━━━ Material for this exercise ━━━
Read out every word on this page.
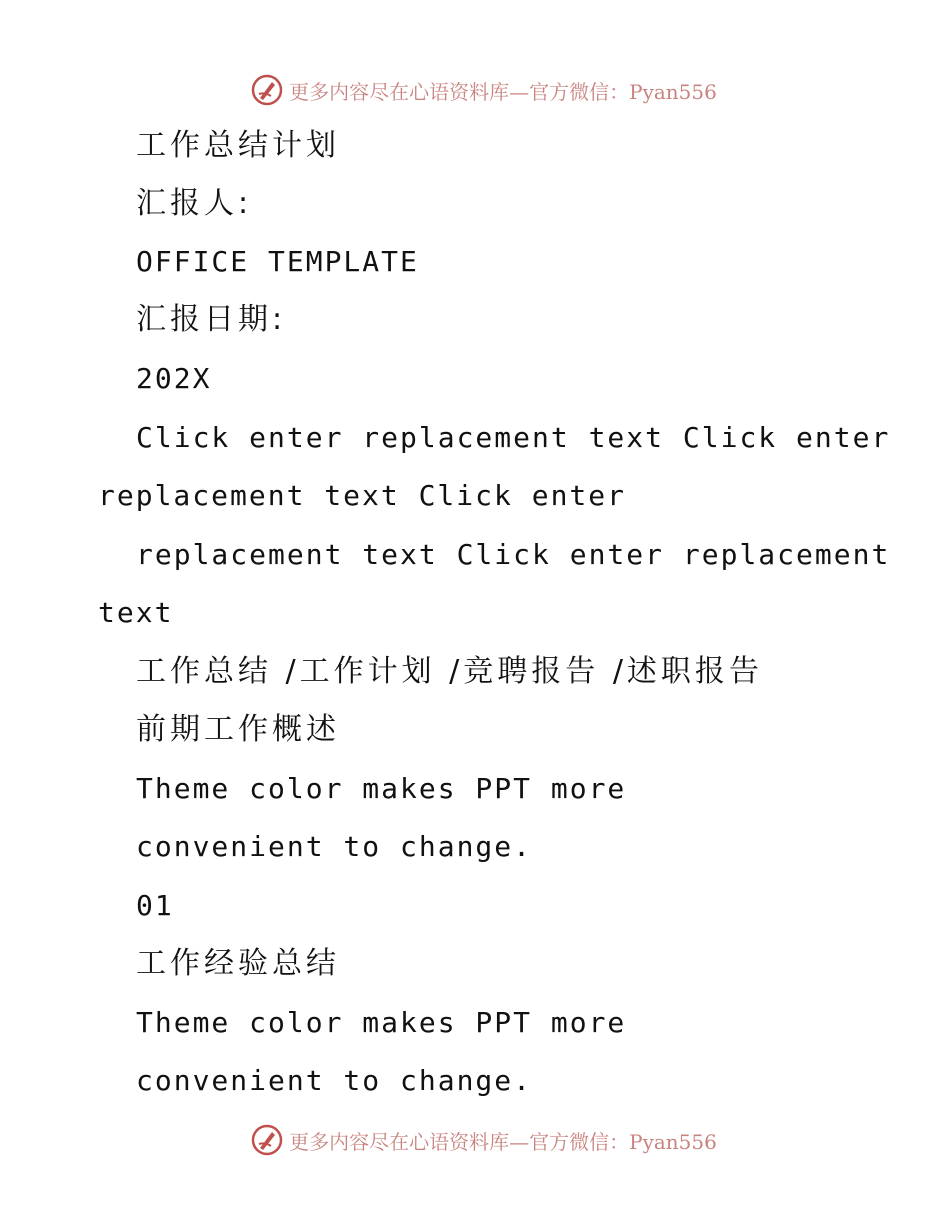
更多内容尽在心语资料库—官方微信：Pyan556
工作总结计划
汇报人:
OFFICE TEMPLATE
汇报日期:
202X
Click enter replacement text Click enter
replacement text Click enter
replacement text Click enter replacement
text
工作总结 /工作计划 /竞聘报告 /述职报告
前期工作概述
Theme color makes PPT more
convenient to change.
01
工作经验总结
Theme color makes PPT more
convenient to change.
更多内容尽在心语资料库—官方微信：Pyan556
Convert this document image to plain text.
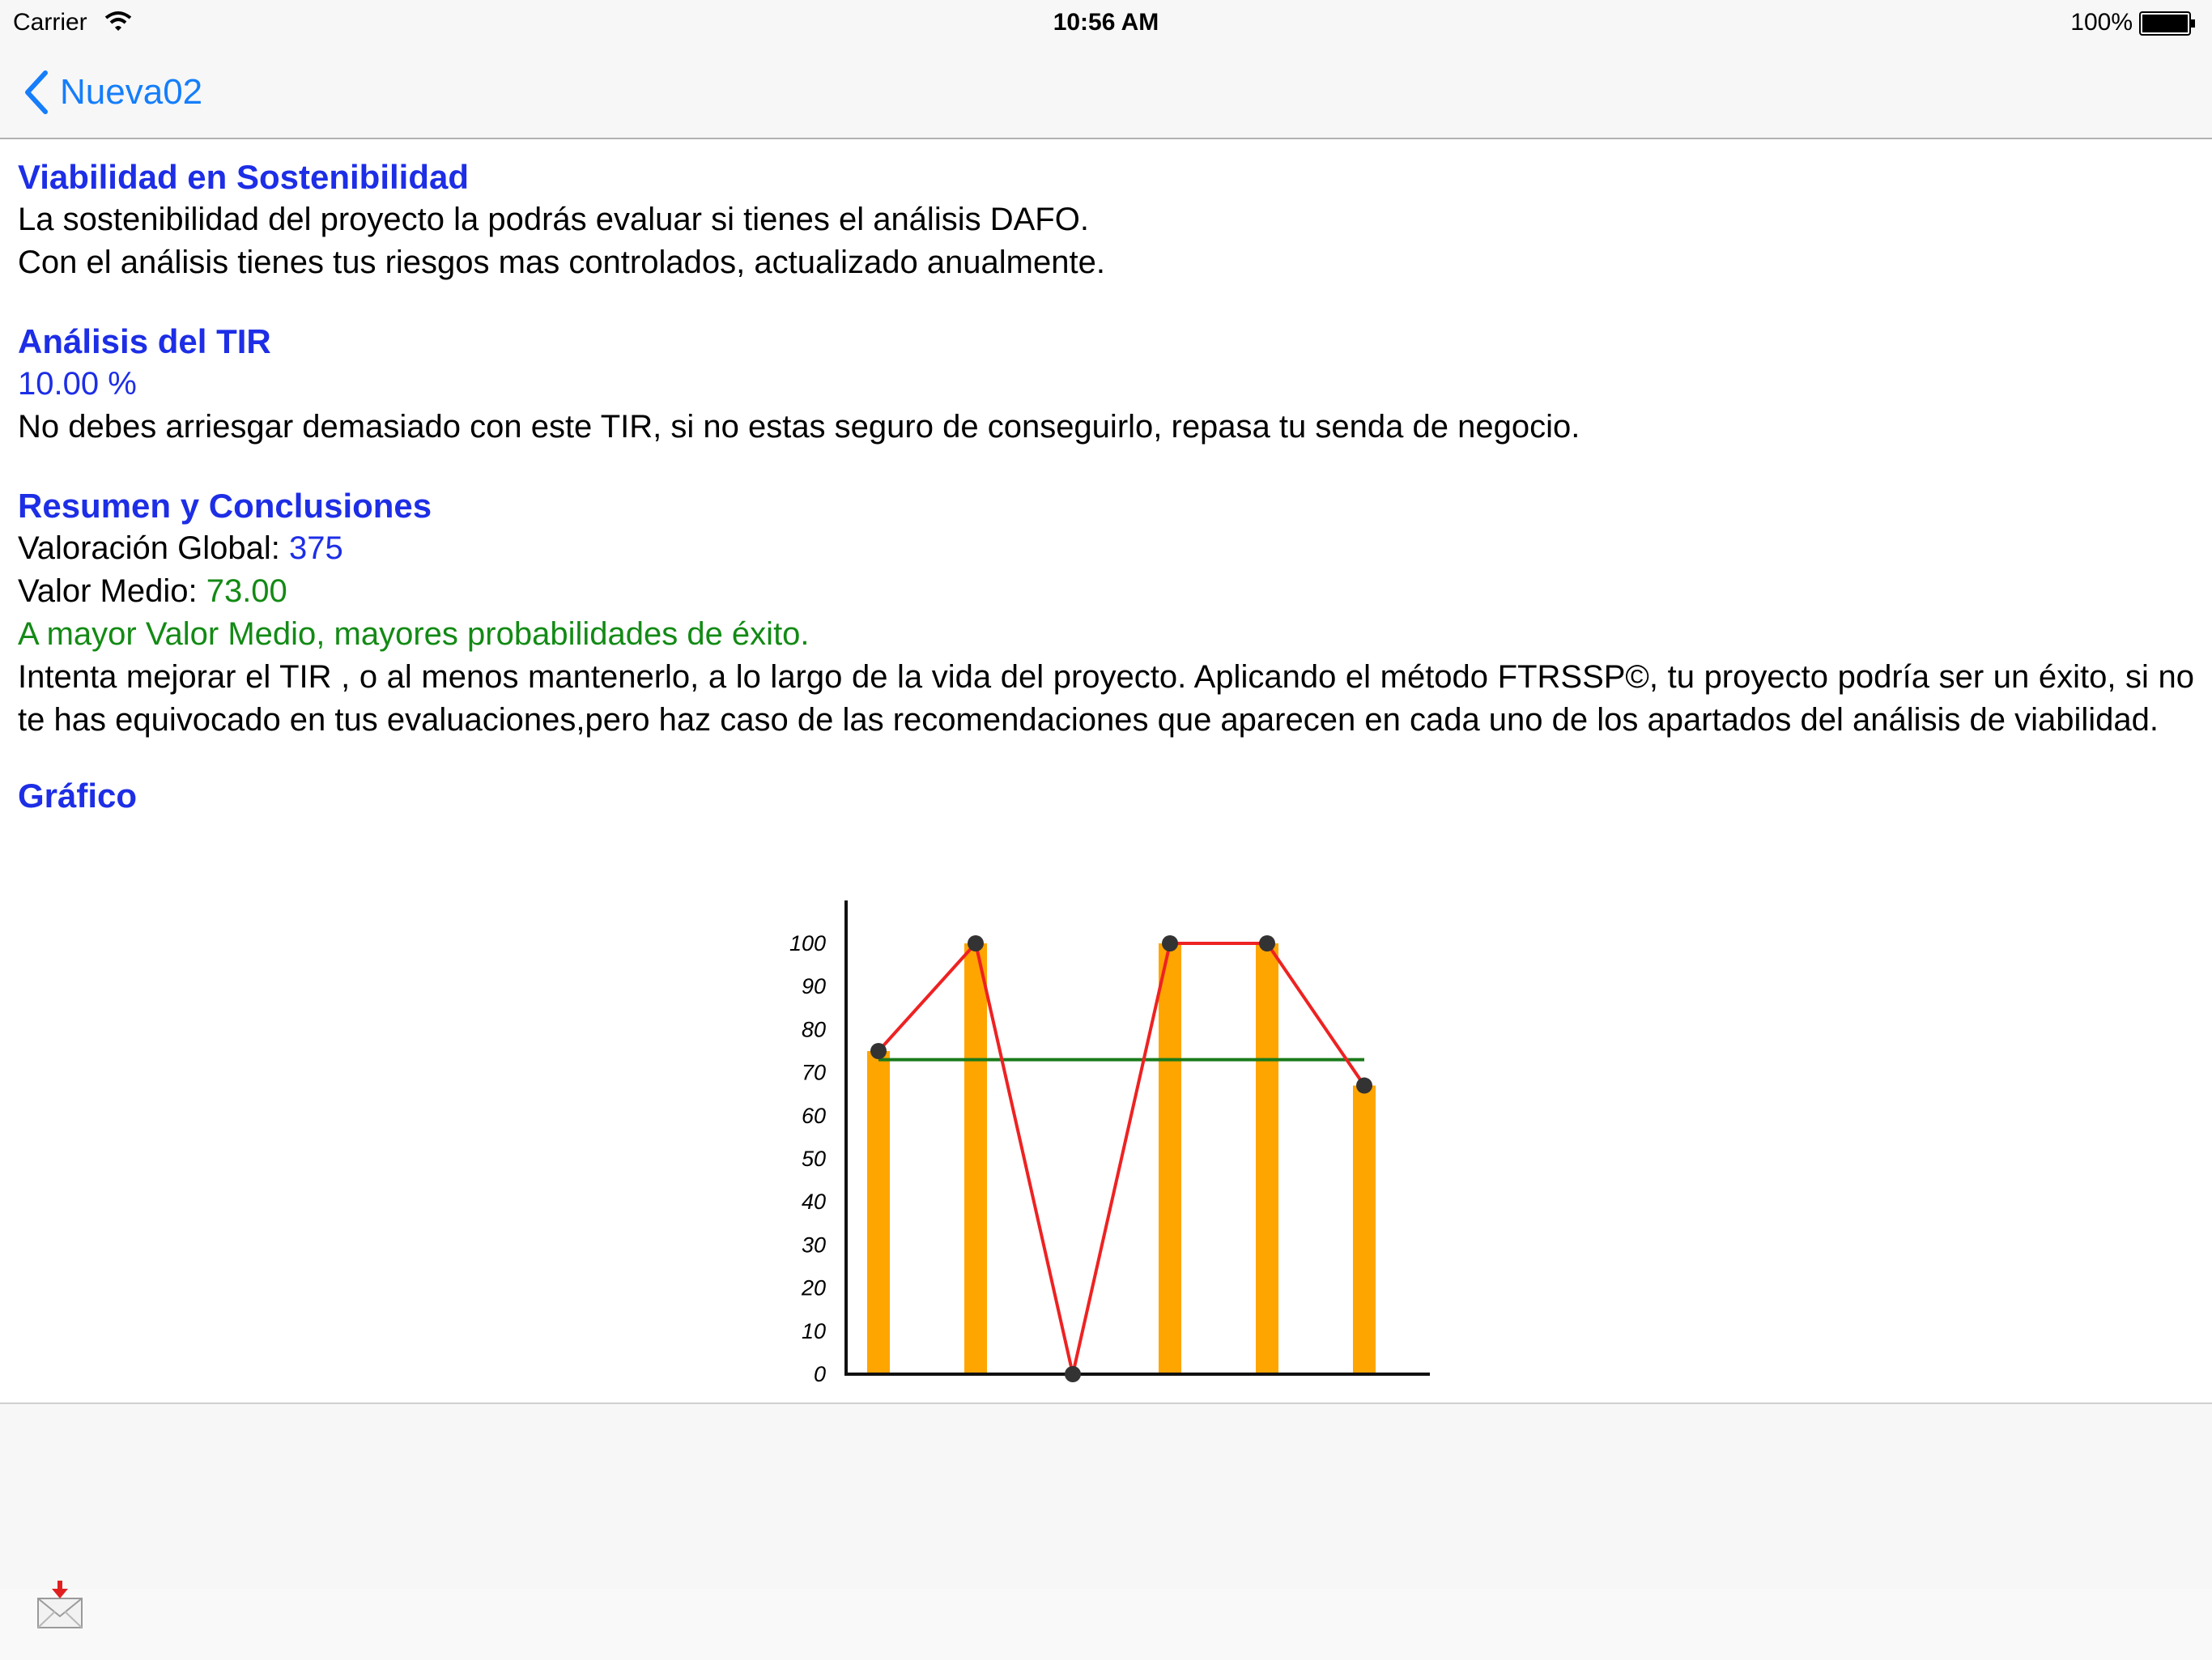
Carrier	10:56 AM	100%
Nueva02
Viabilidad en Sostenibilidad

La sostenibilidad del proyecto la podrás evaluar si tienes el análisis DAFO.

Con el análisis tienes tus riesgos mas controlados, actualizado anualmente.

Análisis del TIR

10.00 %

No debes arriesgar demasiado con este TIR, si no estas seguro de conseguirlo, repasa tu senda de negocio.

Resumen y Conclusiones

Valoración Global: 375

Valor Medio: 73.00

A mayor Valor Medio, mayores probabilidades de éxito.

Intenta mejorar el TIR , o al menos mantenerlo, a lo largo de la vida del proyecto. Aplicando el método FTRSSP©, tu proyecto podría ser un éxito, si no te has equivocado en tus evaluaciones,pero haz caso de las recomendaciones que aparecen en cada uno de los apartados del análisis de viabilidad.

Gráfico
0
10
20
30
40
50
60
70
80
90
100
━━━
◆ **Aim**:
Go to the line containing "Convert this document image to plain text.", then write out word for word every line from there to the end of the listing. Keep both end lines and drop the pictures.

◆ **Answer to the exercise**:
Convert this document image to plain text.
Carrier	10:56 AM	100%
Nueva02
Viabilidad en Sostenibilidad

La sostenibilidad del proyecto la podrás evaluar si tienes el análisis DAFO.

Con el análisis tienes tus riesgos mas controlados, actualizado anualmente.

Análisis del TIR

10.00 %

No debes arriesgar demasiado con este TIR, si no estas seguro de conseguirlo, repasa tu senda de negocio.

Resumen y Conclusiones

Valoración Global: 375

Valor Medio: 73.00

A mayor Valor Medio, mayores probabilidades de éxito.

Intenta mejorar el TIR , o al menos mantenerlo, a lo largo de la vida del proyecto. Aplicando el método FTRSSP©, tu proyecto podría ser un éxito, si no te has equivocado en tus evaluaciones,pero haz caso de las recomendaciones que aparecen en cada uno de los apartados del análisis de viabilidad.

Gráfico
0
10
20
30
40
50
60
70
80
90
100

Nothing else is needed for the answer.